Problem:
Search each line below for the word "signaling" and list those that contain it.

Data provided:
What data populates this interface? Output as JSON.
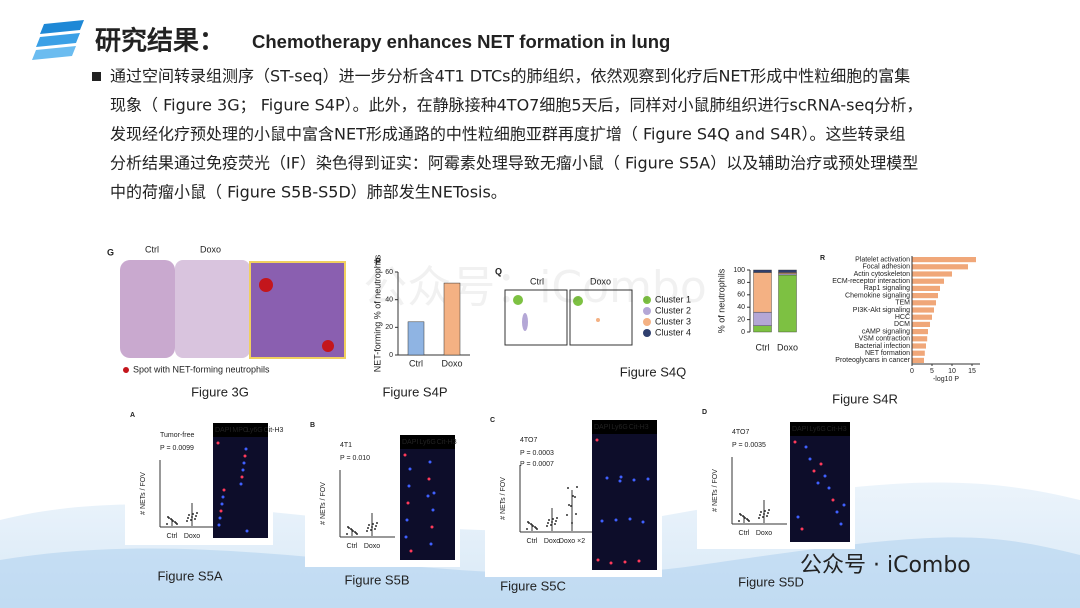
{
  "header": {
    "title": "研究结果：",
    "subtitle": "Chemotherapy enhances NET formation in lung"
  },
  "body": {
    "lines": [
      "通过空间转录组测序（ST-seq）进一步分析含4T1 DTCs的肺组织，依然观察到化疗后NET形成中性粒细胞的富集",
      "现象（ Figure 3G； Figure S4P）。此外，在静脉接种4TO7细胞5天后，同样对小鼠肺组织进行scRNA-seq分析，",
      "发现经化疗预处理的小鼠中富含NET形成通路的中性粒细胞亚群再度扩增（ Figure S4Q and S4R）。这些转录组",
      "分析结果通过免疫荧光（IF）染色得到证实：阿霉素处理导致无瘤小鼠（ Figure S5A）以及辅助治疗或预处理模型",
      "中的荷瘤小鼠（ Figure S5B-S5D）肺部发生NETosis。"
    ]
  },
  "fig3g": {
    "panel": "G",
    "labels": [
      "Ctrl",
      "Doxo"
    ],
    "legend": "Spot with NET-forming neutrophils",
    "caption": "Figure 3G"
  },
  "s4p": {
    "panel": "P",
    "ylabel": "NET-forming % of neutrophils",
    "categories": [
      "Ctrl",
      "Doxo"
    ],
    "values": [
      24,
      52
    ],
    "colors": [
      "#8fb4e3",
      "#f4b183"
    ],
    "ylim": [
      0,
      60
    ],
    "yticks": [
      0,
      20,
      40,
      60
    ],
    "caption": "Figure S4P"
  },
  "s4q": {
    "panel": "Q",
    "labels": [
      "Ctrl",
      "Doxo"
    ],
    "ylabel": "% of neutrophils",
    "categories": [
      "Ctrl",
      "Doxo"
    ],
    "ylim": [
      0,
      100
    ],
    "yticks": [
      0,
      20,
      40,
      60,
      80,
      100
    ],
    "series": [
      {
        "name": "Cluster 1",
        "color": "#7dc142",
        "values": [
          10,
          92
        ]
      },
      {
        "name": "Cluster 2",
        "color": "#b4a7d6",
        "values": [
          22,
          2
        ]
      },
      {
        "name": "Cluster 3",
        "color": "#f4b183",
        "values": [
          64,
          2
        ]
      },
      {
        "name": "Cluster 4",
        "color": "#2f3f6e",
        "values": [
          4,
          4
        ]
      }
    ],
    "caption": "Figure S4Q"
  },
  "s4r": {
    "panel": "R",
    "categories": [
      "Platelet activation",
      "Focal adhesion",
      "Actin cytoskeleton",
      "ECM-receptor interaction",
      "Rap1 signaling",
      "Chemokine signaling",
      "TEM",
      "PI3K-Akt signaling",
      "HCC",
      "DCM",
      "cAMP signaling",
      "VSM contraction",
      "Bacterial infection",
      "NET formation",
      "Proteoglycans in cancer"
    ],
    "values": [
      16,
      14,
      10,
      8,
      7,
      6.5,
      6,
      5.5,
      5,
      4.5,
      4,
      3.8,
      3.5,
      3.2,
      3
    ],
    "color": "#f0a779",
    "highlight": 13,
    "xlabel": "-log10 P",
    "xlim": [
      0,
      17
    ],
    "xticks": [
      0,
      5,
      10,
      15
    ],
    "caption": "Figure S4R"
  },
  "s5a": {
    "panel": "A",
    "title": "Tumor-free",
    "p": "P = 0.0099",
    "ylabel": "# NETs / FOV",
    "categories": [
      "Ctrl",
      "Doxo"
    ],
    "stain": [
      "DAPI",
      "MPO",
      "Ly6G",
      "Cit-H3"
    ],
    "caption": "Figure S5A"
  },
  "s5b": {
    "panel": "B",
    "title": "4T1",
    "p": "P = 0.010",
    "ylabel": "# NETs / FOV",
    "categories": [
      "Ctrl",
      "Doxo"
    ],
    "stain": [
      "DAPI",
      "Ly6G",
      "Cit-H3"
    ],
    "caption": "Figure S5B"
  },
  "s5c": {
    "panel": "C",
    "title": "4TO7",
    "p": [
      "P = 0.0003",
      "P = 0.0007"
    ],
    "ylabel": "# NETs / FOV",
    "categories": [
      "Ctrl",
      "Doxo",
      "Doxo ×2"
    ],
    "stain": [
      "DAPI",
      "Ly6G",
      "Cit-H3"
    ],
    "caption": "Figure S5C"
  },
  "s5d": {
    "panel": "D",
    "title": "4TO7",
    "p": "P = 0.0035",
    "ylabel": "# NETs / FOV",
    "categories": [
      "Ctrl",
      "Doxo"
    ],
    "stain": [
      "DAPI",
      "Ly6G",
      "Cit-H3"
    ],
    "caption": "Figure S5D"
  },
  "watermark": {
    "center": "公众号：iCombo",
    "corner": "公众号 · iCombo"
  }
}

---

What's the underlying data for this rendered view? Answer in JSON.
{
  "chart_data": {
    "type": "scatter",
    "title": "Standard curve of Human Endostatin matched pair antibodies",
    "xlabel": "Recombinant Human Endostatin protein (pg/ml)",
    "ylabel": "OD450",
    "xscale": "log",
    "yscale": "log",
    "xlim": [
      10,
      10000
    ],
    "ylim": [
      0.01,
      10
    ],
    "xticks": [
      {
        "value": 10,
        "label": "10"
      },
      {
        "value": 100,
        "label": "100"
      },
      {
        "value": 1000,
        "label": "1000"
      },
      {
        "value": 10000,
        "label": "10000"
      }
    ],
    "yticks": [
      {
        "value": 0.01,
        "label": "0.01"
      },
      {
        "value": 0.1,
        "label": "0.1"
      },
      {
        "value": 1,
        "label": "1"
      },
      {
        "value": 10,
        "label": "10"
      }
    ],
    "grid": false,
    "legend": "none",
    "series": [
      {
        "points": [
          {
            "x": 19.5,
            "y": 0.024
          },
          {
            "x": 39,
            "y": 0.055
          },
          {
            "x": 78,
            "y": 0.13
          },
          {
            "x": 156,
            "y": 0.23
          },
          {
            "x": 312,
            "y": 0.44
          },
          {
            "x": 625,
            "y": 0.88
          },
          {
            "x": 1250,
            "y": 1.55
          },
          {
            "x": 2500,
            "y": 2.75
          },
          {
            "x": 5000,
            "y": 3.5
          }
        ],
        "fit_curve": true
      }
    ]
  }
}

Answer for this exercise:
      "Rap1 signaling",
      "Chemokine signaling",
      "PI3K-Akt signaling",
      "cAMP signaling",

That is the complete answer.